*** Data in this exercise ***

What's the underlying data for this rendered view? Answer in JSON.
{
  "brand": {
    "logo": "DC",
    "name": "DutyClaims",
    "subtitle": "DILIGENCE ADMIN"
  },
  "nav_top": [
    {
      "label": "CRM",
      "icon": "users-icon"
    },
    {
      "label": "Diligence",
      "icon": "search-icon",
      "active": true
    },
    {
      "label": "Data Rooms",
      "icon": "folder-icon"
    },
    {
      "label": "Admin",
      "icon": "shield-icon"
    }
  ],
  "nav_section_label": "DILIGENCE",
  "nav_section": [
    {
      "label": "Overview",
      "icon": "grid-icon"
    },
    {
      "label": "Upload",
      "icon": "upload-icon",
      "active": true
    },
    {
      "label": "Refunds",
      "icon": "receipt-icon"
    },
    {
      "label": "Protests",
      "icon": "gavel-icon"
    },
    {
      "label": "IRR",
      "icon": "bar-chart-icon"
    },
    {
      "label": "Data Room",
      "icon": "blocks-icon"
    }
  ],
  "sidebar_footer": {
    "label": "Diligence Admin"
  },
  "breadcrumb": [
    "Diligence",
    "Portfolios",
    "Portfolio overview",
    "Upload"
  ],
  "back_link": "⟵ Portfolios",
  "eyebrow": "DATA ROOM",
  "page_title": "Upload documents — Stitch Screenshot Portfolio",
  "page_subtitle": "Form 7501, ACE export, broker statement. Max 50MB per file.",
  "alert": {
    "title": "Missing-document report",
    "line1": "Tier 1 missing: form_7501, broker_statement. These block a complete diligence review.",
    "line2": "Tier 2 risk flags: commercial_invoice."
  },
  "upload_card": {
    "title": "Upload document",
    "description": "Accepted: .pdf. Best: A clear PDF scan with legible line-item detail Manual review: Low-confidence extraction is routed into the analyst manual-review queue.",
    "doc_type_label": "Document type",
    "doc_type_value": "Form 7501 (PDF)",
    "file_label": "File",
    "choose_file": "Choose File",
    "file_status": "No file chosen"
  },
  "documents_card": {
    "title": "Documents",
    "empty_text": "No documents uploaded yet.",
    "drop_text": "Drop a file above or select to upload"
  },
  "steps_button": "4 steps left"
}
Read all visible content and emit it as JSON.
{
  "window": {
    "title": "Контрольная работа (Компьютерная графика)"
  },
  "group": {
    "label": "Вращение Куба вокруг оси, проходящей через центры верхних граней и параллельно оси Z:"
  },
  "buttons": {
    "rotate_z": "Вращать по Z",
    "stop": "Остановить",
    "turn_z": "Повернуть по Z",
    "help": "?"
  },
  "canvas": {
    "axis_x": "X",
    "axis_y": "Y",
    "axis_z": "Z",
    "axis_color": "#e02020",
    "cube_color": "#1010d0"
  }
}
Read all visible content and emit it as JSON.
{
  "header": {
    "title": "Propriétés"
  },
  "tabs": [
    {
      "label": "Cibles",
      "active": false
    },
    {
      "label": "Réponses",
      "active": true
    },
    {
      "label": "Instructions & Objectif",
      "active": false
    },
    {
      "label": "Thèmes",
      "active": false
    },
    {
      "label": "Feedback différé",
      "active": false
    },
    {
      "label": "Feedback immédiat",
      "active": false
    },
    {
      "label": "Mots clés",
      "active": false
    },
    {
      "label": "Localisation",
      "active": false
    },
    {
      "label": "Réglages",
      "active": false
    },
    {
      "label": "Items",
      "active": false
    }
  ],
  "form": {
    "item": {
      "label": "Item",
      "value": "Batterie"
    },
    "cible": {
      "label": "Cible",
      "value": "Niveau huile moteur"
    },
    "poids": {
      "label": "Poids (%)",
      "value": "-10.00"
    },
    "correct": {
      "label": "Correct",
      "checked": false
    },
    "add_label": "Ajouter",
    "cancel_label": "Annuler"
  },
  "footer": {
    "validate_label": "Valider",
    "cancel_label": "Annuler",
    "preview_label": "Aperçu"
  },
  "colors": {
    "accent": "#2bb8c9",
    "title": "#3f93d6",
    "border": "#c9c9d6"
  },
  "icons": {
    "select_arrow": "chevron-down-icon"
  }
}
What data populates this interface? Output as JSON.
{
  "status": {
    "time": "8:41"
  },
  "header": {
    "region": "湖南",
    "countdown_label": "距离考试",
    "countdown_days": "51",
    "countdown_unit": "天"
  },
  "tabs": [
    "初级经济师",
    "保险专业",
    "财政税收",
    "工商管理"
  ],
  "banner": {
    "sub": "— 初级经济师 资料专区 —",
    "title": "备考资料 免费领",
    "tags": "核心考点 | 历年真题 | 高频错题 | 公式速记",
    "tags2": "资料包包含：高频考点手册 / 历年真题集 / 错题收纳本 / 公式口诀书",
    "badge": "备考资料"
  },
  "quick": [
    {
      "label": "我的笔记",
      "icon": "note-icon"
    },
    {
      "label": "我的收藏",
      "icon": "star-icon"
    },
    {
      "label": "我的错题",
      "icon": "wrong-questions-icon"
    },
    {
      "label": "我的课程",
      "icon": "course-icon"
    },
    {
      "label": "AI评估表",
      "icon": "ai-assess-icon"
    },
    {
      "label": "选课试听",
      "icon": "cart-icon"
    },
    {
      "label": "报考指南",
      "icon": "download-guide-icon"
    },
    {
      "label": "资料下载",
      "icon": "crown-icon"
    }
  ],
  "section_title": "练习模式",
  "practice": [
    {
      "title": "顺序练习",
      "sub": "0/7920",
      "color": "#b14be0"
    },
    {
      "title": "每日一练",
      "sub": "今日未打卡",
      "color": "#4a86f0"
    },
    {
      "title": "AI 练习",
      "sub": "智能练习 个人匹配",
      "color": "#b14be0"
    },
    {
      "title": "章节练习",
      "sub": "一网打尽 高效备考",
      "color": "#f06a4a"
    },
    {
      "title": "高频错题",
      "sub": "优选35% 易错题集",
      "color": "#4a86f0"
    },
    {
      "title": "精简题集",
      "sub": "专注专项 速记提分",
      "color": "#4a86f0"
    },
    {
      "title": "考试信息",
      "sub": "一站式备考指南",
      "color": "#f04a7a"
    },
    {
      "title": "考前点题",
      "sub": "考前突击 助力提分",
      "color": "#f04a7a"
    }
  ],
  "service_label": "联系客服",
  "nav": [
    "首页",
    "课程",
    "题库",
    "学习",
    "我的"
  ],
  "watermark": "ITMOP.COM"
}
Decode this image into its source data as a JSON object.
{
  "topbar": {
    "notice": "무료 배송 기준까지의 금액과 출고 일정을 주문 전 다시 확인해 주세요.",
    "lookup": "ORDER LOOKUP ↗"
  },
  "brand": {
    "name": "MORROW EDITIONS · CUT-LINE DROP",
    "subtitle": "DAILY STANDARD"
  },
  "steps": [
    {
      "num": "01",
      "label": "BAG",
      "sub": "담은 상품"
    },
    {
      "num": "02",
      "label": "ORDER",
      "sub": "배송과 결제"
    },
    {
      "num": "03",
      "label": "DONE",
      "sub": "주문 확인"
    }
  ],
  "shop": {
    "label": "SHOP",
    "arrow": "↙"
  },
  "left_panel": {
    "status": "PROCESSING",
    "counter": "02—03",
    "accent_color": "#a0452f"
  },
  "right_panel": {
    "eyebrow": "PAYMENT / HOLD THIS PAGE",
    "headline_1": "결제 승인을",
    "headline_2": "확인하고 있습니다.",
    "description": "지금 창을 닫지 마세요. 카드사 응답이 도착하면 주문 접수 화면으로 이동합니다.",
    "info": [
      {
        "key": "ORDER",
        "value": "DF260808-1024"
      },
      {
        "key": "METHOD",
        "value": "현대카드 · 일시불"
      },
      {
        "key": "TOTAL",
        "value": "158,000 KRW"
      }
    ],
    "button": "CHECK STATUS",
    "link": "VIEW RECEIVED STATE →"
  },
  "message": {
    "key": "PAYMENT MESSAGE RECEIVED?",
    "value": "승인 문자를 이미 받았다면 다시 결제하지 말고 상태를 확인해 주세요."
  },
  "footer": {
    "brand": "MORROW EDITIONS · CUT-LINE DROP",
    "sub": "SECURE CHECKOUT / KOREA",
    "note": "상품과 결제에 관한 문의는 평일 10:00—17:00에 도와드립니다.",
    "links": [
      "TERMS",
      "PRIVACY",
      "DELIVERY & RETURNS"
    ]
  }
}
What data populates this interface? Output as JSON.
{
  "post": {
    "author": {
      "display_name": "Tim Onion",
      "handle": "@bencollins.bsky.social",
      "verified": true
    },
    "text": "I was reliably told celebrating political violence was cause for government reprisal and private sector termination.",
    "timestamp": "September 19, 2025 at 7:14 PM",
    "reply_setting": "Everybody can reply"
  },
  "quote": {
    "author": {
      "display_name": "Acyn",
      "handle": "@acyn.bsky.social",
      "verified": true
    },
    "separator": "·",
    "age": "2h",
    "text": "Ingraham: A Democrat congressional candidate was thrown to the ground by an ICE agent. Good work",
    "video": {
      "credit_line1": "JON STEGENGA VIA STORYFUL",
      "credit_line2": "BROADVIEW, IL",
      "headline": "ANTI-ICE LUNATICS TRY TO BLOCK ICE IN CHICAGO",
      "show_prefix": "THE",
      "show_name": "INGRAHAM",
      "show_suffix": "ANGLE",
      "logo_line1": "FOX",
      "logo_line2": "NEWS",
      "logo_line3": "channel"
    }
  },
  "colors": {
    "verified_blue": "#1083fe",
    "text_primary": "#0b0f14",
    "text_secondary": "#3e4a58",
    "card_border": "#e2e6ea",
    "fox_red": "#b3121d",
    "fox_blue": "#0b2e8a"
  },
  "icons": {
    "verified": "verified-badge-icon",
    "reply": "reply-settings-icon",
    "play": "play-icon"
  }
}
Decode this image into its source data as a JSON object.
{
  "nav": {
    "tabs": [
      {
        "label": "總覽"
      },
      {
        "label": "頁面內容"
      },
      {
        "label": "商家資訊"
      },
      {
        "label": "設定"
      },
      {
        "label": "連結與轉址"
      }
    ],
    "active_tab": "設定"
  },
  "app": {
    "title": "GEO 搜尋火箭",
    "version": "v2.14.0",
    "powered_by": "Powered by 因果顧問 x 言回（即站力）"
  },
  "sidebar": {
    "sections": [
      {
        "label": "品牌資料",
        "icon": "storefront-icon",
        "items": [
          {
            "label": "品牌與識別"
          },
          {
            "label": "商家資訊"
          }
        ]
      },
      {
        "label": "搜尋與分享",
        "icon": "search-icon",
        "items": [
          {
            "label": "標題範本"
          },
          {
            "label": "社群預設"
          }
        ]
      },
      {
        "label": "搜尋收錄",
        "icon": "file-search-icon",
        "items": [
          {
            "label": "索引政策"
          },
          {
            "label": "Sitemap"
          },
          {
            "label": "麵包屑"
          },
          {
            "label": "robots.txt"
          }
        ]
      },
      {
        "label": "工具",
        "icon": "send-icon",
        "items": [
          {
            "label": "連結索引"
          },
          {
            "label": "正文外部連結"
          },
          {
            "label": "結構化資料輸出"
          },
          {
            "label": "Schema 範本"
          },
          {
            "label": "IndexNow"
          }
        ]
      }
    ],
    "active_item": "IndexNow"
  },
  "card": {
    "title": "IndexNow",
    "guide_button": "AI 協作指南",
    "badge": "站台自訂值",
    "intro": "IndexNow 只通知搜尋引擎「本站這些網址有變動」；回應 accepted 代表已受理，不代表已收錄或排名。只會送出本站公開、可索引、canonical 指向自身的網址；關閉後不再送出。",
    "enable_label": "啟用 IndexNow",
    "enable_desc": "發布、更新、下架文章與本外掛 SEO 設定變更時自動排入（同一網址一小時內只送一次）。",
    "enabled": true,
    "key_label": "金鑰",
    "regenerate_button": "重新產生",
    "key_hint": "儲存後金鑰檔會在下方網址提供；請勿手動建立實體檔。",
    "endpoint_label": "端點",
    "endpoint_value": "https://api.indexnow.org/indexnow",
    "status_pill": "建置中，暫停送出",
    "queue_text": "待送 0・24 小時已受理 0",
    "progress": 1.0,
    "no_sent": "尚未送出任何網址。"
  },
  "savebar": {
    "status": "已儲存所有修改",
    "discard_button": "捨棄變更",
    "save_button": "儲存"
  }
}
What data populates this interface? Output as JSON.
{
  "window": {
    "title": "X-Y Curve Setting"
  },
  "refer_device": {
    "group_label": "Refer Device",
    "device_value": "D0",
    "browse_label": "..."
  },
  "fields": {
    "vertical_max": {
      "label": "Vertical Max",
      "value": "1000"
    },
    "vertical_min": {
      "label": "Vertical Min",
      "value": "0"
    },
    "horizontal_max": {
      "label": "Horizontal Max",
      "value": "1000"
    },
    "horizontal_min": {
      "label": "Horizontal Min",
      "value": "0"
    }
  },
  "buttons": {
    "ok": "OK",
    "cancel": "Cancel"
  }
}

***

Required task ->
Within the listing above, work out how many lines contain the string "note", and reply with that number only.

Reply ->
2